Write out every entry exactly as it stands.

── RECORDS TO PROCESS ──

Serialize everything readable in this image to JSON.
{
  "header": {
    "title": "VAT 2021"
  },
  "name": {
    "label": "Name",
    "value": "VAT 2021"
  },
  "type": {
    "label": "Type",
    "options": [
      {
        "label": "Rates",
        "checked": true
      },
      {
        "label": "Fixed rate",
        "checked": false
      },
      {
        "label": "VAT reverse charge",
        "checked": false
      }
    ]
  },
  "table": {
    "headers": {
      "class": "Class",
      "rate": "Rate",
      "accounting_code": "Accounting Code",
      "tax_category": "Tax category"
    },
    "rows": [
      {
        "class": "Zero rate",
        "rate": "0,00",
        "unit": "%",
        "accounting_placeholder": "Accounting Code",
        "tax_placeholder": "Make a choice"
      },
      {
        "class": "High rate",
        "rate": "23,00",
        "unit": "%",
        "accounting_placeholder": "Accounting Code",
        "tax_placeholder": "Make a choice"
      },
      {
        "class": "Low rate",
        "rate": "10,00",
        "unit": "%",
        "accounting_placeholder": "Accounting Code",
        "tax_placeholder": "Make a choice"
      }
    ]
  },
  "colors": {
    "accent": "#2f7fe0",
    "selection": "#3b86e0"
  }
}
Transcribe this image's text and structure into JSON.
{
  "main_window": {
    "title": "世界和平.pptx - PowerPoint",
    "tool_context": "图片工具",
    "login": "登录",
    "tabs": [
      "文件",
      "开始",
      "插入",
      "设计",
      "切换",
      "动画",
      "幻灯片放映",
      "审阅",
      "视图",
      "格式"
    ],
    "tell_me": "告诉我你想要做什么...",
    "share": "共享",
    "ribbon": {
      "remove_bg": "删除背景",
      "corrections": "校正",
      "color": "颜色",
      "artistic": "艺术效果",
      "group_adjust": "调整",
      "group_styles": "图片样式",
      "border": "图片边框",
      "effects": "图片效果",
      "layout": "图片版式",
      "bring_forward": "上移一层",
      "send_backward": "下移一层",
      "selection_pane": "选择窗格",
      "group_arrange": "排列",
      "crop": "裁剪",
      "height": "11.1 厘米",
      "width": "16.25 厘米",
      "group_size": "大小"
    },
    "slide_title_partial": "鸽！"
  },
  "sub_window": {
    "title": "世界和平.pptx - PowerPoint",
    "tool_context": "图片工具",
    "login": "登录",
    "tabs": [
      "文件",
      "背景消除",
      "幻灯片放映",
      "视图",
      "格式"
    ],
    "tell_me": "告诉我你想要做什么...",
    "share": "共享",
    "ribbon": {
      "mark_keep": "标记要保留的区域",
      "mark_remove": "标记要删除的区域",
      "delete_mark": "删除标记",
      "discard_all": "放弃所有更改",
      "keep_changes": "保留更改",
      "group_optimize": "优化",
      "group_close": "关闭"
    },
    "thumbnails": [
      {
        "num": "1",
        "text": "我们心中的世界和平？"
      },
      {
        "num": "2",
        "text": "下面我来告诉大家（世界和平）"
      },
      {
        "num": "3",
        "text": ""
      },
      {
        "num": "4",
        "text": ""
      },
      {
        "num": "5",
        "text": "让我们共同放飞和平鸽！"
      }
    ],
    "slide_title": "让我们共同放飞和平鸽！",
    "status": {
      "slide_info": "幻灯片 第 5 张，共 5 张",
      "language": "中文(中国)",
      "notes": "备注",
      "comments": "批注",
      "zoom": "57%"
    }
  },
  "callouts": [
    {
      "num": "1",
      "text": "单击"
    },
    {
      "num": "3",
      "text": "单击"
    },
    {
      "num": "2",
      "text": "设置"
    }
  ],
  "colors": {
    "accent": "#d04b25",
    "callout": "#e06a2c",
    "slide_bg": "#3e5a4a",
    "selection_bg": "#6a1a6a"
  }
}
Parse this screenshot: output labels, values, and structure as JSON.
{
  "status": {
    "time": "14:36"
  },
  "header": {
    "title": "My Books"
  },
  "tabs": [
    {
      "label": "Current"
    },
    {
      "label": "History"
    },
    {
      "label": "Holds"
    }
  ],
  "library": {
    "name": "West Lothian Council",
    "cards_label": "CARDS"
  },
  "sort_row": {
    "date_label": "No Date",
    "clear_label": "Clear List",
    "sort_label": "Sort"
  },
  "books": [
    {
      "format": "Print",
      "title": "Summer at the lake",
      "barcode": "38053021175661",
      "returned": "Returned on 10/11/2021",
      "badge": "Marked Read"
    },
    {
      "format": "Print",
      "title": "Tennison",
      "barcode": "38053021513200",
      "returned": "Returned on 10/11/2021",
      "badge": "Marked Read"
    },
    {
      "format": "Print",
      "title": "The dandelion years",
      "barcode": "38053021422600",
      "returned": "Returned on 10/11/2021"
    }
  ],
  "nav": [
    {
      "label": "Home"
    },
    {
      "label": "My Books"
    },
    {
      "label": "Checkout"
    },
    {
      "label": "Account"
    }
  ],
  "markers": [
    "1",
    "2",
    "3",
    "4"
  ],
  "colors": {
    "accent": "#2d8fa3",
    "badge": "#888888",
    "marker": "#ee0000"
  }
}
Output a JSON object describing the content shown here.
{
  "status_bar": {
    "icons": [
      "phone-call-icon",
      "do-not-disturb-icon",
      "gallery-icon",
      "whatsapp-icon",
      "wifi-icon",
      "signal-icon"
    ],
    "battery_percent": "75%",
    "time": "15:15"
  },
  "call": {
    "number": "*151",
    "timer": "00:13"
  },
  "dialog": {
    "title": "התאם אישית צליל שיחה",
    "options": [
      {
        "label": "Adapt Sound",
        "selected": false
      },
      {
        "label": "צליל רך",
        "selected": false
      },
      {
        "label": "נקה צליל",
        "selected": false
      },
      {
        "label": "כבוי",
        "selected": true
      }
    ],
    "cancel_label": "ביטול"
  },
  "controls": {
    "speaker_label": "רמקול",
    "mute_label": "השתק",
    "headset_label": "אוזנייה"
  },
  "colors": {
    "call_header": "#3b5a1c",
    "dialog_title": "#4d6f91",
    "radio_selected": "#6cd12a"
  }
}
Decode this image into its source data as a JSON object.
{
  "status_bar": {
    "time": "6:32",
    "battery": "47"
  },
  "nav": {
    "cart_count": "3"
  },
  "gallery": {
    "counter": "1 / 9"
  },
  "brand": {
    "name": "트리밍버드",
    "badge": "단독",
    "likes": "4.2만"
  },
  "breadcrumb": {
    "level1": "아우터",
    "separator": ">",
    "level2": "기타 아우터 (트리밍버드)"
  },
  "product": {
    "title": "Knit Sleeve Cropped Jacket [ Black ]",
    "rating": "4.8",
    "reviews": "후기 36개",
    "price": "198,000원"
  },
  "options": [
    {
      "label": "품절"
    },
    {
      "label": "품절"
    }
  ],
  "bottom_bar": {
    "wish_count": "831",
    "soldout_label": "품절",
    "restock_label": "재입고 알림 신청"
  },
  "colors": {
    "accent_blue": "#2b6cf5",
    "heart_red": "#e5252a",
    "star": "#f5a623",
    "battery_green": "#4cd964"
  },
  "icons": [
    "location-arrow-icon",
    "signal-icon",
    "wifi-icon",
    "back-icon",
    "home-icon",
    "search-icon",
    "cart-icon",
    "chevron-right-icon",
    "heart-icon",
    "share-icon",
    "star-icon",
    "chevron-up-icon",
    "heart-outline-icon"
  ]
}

───

## OUTPUT FOR THIS TASK
Serialize everything readable in this image to JSON.
{
  "header": {
    "title": "VAT 2021"
  },
  "name": {
    "label": "Name",
    "value": "VAT 2021"
  },
  "type": {
    "label": "Type",
    "options": [
      {
        "label": "Rates",
        "checked": true
      },
      {
        "label": "Fixed rate",
        "checked": false
      },
      {
        "label": "VAT reverse charge",
        "checked": false
      }
    ]
  },
  "table": {
    "headers": {
      "class": "Class",
      "rate": "Rate",
      "accounting_code": "Accounting Code",
      "tax_category": "Tax category"
    },
    "rows": [
      {
        "class": "Zero rate",
        "rate": "0,00",
        "unit": "%",
        "accounting_placeholder": "Accounting Code",
        "tax_placeholder": "Make a choice"
      },
      {
        "class": "High rate",
        "rate": "23,00",
        "unit": "%",
        "accounting_placeholder": "Accounting Code",
        "tax_placeholder": "Make a choice"
      },
      {
        "class": "Low rate",
        "rate": "10,00",
        "unit": "%",
        "accounting_placeholder": "Accounting Code",
        "tax_placeholder": "Make a choice"
      }
    ]
  },
  "colors": {
    "accent": "#2f7fe0",
    "selection": "#3b86e0"
  }
}
Transcribe this image's text and structure into JSON.
{
  "main_window": {
    "title": "世界和平.pptx - PowerPoint",
    "tool_context": "图片工具",
    "login": "登录",
    "tabs": [
      "文件",
      "开始",
      "插入",
      "设计",
      "切换",
      "动画",
      "幻灯片放映",
      "审阅",
      "视图",
      "格式"
    ],
    "tell_me": "告诉我你想要做什么...",
    "share": "共享",
    "ribbon": {
      "remove_bg": "删除背景",
      "corrections": "校正",
      "color": "颜色",
      "artistic": "艺术效果",
      "group_adjust": "调整",
      "group_styles": "图片样式",
      "border": "图片边框",
      "effects": "图片效果",
      "layout": "图片版式",
      "bring_forward": "上移一层",
      "send_backward": "下移一层",
      "selection_pane": "选择窗格",
      "group_arrange": "排列",
      "crop": "裁剪",
      "height": "11.1 厘米",
      "width": "16.25 厘米",
      "group_size": "大小"
    },
    "slide_title_partial": "鸽！"
  },
  "sub_window": {
    "title": "世界和平.pptx - PowerPoint",
    "tool_context": "图片工具",
    "login": "登录",
    "tabs": [
      "文件",
      "背景消除",
      "幻灯片放映",
      "视图",
      "格式"
    ],
    "tell_me": "告诉我你想要做什么...",
    "share": "共享",
    "ribbon": {
      "mark_keep": "标记要保留的区域",
      "mark_remove": "标记要删除的区域",
      "delete_mark": "删除标记",
      "discard_all": "放弃所有更改",
      "keep_changes": "保留更改",
      "group_optimize": "优化",
      "group_close": "关闭"
    },
    "thumbnails": [
      {
        "num": "1",
        "text": "我们心中的世界和平？"
      },
      {
        "num": "2",
        "text": "下面我来告诉大家（世界和平）"
      },
      {
        "num": "3",
        "text": ""
      },
      {
        "num": "4",
        "text": ""
      },
      {
        "num": "5",
        "text": "让我们共同放飞和平鸽！"
      }
    ],
    "slide_title": "让我们共同放飞和平鸽！",
    "status": {
      "slide_info": "幻灯片 第 5 张，共 5 张",
      "language": "中文(中国)",
      "notes": "备注",
      "comments": "批注",
      "zoom": "57%"
    }
  },
  "callouts": [
    {
      "num": "1",
      "text": "单击"
    },
    {
      "num": "3",
      "text": "单击"
    },
    {
      "num": "2",
      "text": "设置"
    }
  ],
  "colors": {
    "accent": "#d04b25",
    "callout": "#e06a2c",
    "slide_bg": "#3e5a4a",
    "selection_bg": "#6a1a6a"
  }
}
Parse this screenshot: output labels, values, and structure as JSON.
{
  "status": {
    "time": "14:36"
  },
  "header": {
    "title": "My Books"
  },
  "tabs": [
    {
      "label": "Current"
    },
    {
      "label": "History"
    },
    {
      "label": "Holds"
    }
  ],
  "library": {
    "name": "West Lothian Council",
    "cards_label": "CARDS"
  },
  "sort_row": {
    "date_label": "No Date",
    "clear_label": "Clear List",
    "sort_label": "Sort"
  },
  "books": [
    {
      "format": "Print",
      "title": "Summer at the lake",
      "barcode": "38053021175661",
      "returned": "Returned on 10/11/2021",
      "badge": "Marked Read"
    },
    {
      "format": "Print",
      "title": "Tennison",
      "barcode": "38053021513200",
      "returned": "Returned on 10/11/2021",
      "badge": "Marked Read"
    },
    {
      "format": "Print",
      "title": "The dandelion years",
      "barcode": "38053021422600",
      "returned": "Returned on 10/11/2021"
    }
  ],
  "nav": [
    {
      "label": "Home"
    },
    {
      "label": "My Books"
    },
    {
      "label": "Checkout"
    },
    {
      "label": "Account"
    }
  ],
  "markers": [
    "1",
    "2",
    "3",
    "4"
  ],
  "colors": {
    "accent": "#2d8fa3",
    "badge": "#888888",
    "marker": "#ee0000"
  }
}
Output a JSON object describing the content shown here.
{
  "status_bar": {
    "icons": [
      "phone-call-icon",
      "do-not-disturb-icon",
      "gallery-icon",
      "whatsapp-icon",
      "wifi-icon",
      "signal-icon"
    ],
    "battery_percent": "75%",
    "time": "15:15"
  },
  "call": {
    "number": "*151",
    "timer": "00:13"
  },
  "dialog": {
    "title": "התאם אישית צליל שיחה",
    "options": [
      {
        "label": "Adapt Sound",
        "selected": false
      },
      {
        "label": "צליל רך",
        "selected": false
      },
      {
        "label": "נקה צליל",
        "selected": false
      },
      {
        "label": "כבוי",
        "selected": true
      }
    ],
    "cancel_label": "ביטול"
  },
  "controls": {
    "speaker_label": "רמקול",
    "mute_label": "השתק",
    "headset_label": "אוזנייה"
  },
  "colors": {
    "call_header": "#3b5a1c",
    "dialog_title": "#4d6f91",
    "radio_selected": "#6cd12a"
  }
}
Decode this image into its source data as a JSON object.
{
  "status_bar": {
    "time": "6:32",
    "battery": "47"
  },
  "nav": {
    "cart_count": "3"
  },
  "gallery": {
    "counter": "1 / 9"
  },
  "brand": {
    "name": "트리밍버드",
    "badge": "단독",
    "likes": "4.2만"
  },
  "breadcrumb": {
    "level1": "아우터",
    "separator": ">",
    "level2": "기타 아우터 (트리밍버드)"
  },
  "product": {
    "title": "Knit Sleeve Cropped Jacket [ Black ]",
    "rating": "4.8",
    "reviews": "후기 36개",
    "price": "198,000원"
  },
  "options": [
    {
      "label": "품절"
    },
    {
      "label": "품절"
    }
  ],
  "bottom_bar": {
    "wish_count": "831",
    "soldout_label": "품절",
    "restock_label": "재입고 알림 신청"
  },
  "colors": {
    "accent_blue": "#2b6cf5",
    "heart_red": "#e5252a",
    "star": "#f5a623",
    "battery_green": "#4cd964"
  },
  "icons": [
    "location-arrow-icon",
    "signal-icon",
    "wifi-icon",
    "back-icon",
    "home-icon",
    "search-icon",
    "cart-icon",
    "chevron-right-icon",
    "heart-icon",
    "share-icon",
    "star-icon",
    "chevron-up-icon",
    "heart-outline-icon"
  ]
}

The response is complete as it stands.